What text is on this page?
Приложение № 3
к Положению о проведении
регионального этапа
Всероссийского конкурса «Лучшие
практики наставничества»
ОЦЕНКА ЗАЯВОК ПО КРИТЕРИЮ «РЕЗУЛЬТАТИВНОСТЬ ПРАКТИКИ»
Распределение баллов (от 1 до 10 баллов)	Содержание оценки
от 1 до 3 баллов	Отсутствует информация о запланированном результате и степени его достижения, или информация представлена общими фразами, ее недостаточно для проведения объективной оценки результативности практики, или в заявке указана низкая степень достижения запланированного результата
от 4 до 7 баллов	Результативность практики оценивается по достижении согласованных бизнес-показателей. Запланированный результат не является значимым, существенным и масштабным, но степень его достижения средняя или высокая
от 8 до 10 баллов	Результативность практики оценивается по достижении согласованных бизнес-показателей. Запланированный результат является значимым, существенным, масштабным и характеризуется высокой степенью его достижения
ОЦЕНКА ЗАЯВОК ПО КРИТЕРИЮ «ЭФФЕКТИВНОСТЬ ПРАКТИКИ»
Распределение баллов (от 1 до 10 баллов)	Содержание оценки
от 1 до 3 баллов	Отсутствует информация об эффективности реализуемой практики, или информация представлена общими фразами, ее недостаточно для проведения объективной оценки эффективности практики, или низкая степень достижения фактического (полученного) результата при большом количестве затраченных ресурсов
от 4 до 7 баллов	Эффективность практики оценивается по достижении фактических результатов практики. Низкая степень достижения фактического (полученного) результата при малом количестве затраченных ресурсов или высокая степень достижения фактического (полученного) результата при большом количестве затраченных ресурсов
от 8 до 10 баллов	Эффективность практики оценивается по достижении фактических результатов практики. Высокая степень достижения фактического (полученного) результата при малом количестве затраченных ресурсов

+ + + + +

#### DESCRIPTION OF THE TASK
Track down every line of the material containing the string "Запланированный", and copy it.

#### FINAL RESULT
от 4 до 7 баллов	Результативность практики оценивается по достижении согласованных бизнес-показателей. Запланированный результат не является значимым, существенным и масштабным, но степень его достижения средняя или высокая
от 8 до 10 баллов	Результативность практики оценивается по достижении согласованных бизнес-показателей. Запланированный результат является значимым, существенным, масштабным и характеризуется высокой степенью его достижения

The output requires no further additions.